*Instruction*
Give the entries again exactly, every one of them.

*Source records*
──────────────────────────────

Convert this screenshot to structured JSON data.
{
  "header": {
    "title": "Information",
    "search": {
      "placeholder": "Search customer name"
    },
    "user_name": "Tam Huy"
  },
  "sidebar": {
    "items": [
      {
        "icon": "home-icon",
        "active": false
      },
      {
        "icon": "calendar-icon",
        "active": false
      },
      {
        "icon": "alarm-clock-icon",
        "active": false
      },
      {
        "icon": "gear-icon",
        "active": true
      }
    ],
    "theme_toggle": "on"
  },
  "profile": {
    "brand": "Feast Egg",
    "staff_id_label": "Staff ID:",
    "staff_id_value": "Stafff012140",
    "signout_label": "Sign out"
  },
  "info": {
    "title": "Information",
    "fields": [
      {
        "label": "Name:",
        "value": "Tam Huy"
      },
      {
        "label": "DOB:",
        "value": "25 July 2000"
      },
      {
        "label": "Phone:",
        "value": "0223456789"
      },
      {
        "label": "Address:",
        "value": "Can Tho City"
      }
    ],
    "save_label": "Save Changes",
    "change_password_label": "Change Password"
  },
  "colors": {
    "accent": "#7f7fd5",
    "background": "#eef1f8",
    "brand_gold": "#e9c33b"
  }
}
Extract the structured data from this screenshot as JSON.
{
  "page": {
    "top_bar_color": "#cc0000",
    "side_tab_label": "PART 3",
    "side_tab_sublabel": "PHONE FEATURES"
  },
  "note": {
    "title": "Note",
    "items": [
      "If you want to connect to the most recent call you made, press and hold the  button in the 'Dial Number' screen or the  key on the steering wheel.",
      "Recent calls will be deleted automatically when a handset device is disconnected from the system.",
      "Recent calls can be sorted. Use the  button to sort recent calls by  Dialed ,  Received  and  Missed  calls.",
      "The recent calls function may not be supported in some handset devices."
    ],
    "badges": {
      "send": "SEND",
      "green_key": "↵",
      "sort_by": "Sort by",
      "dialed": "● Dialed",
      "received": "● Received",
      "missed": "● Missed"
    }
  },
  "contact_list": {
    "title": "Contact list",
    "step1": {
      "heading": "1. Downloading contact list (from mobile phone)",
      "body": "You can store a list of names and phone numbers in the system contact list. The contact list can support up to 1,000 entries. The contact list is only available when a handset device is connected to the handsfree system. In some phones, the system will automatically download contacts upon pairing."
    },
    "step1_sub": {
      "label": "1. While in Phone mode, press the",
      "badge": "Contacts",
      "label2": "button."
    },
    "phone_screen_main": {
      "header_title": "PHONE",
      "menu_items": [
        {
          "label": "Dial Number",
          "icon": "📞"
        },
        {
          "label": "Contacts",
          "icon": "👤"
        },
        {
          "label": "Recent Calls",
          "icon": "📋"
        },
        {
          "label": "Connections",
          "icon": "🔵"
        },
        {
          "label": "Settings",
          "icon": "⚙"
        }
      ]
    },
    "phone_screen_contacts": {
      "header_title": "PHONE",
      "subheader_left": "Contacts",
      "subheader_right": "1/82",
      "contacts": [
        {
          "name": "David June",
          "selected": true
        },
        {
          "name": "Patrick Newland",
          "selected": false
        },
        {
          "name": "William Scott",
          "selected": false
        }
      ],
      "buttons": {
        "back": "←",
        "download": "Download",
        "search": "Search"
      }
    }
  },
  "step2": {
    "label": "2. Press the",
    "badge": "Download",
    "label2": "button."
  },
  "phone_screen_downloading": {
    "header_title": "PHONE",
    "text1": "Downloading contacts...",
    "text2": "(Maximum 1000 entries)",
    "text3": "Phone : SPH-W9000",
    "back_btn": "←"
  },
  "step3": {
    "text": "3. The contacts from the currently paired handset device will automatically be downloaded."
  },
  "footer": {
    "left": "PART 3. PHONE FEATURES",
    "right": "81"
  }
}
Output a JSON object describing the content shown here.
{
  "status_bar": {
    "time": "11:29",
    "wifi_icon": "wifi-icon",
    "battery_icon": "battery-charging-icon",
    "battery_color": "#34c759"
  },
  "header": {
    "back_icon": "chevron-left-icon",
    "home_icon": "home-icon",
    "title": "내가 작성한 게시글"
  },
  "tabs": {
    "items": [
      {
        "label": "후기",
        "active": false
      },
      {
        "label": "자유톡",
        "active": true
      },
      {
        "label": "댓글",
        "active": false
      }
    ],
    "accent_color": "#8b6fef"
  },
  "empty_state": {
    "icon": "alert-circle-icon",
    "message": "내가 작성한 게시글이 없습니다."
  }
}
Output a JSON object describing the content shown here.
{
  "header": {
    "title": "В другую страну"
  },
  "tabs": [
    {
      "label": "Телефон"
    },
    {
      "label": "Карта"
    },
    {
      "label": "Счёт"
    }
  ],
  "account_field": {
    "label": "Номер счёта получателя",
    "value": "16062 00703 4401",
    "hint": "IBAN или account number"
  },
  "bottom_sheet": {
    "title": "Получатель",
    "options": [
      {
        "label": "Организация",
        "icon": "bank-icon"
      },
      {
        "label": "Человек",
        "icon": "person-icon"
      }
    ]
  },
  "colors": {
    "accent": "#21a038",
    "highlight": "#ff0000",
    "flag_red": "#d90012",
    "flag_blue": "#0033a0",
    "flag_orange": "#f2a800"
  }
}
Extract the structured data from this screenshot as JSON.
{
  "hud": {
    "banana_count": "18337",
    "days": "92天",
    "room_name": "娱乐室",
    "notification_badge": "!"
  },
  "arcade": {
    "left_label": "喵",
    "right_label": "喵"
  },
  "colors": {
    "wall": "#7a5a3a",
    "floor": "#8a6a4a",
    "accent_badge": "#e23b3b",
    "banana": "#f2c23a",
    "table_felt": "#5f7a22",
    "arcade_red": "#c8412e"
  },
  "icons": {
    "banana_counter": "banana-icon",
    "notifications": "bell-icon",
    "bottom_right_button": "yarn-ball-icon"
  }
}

──────────────────────────────

*Exercise answer*
Convert this screenshot to structured JSON data.
{
  "header": {
    "title": "Information",
    "search": {
      "placeholder": "Search customer name"
    },
    "user_name": "Tam Huy"
  },
  "sidebar": {
    "items": [
      {
        "icon": "home-icon",
        "active": false
      },
      {
        "icon": "calendar-icon",
        "active": false
      },
      {
        "icon": "alarm-clock-icon",
        "active": false
      },
      {
        "icon": "gear-icon",
        "active": true
      }
    ],
    "theme_toggle": "on"
  },
  "profile": {
    "brand": "Feast Egg",
    "staff_id_label": "Staff ID:",
    "staff_id_value": "Stafff012140",
    "signout_label": "Sign out"
  },
  "info": {
    "title": "Information",
    "fields": [
      {
        "label": "Name:",
        "value": "Tam Huy"
      },
      {
        "label": "DOB:",
        "value": "25 July 2000"
      },
      {
        "label": "Phone:",
        "value": "0223456789"
      },
      {
        "label": "Address:",
        "value": "Can Tho City"
      }
    ],
    "save_label": "Save Changes",
    "change_password_label": "Change Password"
  },
  "colors": {
    "accent": "#7f7fd5",
    "background": "#eef1f8",
    "brand_gold": "#e9c33b"
  }
}
Extract the structured data from this screenshot as JSON.
{
  "page": {
    "top_bar_color": "#cc0000",
    "side_tab_label": "PART 3",
    "side_tab_sublabel": "PHONE FEATURES"
  },
  "note": {
    "title": "Note",
    "items": [
      "If you want to connect to the most recent call you made, press and hold the  button in the 'Dial Number' screen or the  key on the steering wheel.",
      "Recent calls will be deleted automatically when a handset device is disconnected from the system.",
      "Recent calls can be sorted. Use the  button to sort recent calls by  Dialed ,  Received  and  Missed  calls.",
      "The recent calls function may not be supported in some handset devices."
    ],
    "badges": {
      "send": "SEND",
      "green_key": "↵",
      "sort_by": "Sort by",
      "dialed": "● Dialed",
      "received": "● Received",
      "missed": "● Missed"
    }
  },
  "contact_list": {
    "title": "Contact list",
    "step1": {
      "heading": "1. Downloading contact list (from mobile phone)",
      "body": "You can store a list of names and phone numbers in the system contact list. The contact list can support up to 1,000 entries. The contact list is only available when a handset device is connected to the handsfree system. In some phones, the system will automatically download contacts upon pairing."
    },
    "step1_sub": {
      "label": "1. While in Phone mode, press the",
      "badge": "Contacts",
      "label2": "button."
    },
    "phone_screen_main": {
      "header_title": "PHONE",
      "menu_items": [
        {
          "label": "Dial Number",
          "icon": "📞"
        },
        {
          "label": "Contacts",
          "icon": "👤"
        },
        {
          "label": "Recent Calls",
          "icon": "📋"
        },
        {
          "label": "Connections",
          "icon": "🔵"
        },
        {
          "label": "Settings",
          "icon": "⚙"
        }
      ]
    },
    "phone_screen_contacts": {
      "header_title": "PHONE",
      "subheader_left": "Contacts",
      "subheader_right": "1/82",
      "contacts": [
        {
          "name": "David June",
          "selected": true
        },
        {
          "name": "Patrick Newland",
          "selected": false
        },
        {
          "name": "William Scott",
          "selected": false
        }
      ],
      "buttons": {
        "back": "←",
        "download": "Download",
        "search": "Search"
      }
    }
  },
  "step2": {
    "label": "2. Press the",
    "badge": "Download",
    "label2": "button."
  },
  "phone_screen_downloading": {
    "header_title": "PHONE",
    "text1": "Downloading contacts...",
    "text2": "(Maximum 1000 entries)",
    "text3": "Phone : SPH-W9000",
    "back_btn": "←"
  },
  "step3": {
    "text": "3. The contacts from the currently paired handset device will automatically be downloaded."
  },
  "footer": {
    "left": "PART 3. PHONE FEATURES",
    "right": "81"
  }
}
Output a JSON object describing the content shown here.
{
  "status_bar": {
    "time": "11:29",
    "wifi_icon": "wifi-icon",
    "battery_icon": "battery-charging-icon",
    "battery_color": "#34c759"
  },
  "header": {
    "back_icon": "chevron-left-icon",
    "home_icon": "home-icon",
    "title": "내가 작성한 게시글"
  },
  "tabs": {
    "items": [
      {
        "label": "후기",
        "active": false
      },
      {
        "label": "자유톡",
        "active": true
      },
      {
        "label": "댓글",
        "active": false
      }
    ],
    "accent_color": "#8b6fef"
  },
  "empty_state": {
    "icon": "alert-circle-icon",
    "message": "내가 작성한 게시글이 없습니다."
  }
}
Output a JSON object describing the content shown here.
{
  "header": {
    "title": "В другую страну"
  },
  "tabs": [
    {
      "label": "Телефон"
    },
    {
      "label": "Карта"
    },
    {
      "label": "Счёт"
    }
  ],
  "account_field": {
    "label": "Номер счёта получателя",
    "value": "16062 00703 4401",
    "hint": "IBAN или account number"
  },
  "bottom_sheet": {
    "title": "Получатель",
    "options": [
      {
        "label": "Организация",
        "icon": "bank-icon"
      },
      {
        "label": "Человек",
        "icon": "person-icon"
      }
    ]
  },
  "colors": {
    "accent": "#21a038",
    "highlight": "#ff0000",
    "flag_red": "#d90012",
    "flag_blue": "#0033a0",
    "flag_orange": "#f2a800"
  }
}
Extract the structured data from this screenshot as JSON.
{
  "hud": {
    "banana_count": "18337",
    "days": "92天",
    "room_name": "娱乐室",
    "notification_badge": "!"
  },
  "arcade": {
    "left_label": "喵",
    "right_label": "喵"
  },
  "colors": {
    "wall": "#7a5a3a",
    "floor": "#8a6a4a",
    "accent_badge": "#e23b3b",
    "banana": "#f2c23a",
    "table_felt": "#5f7a22",
    "arcade_red": "#c8412e"
  },
  "icons": {
    "banana_counter": "banana-icon",
    "notifications": "bell-icon",
    "bottom_right_button": "yarn-ball-icon"
  }
}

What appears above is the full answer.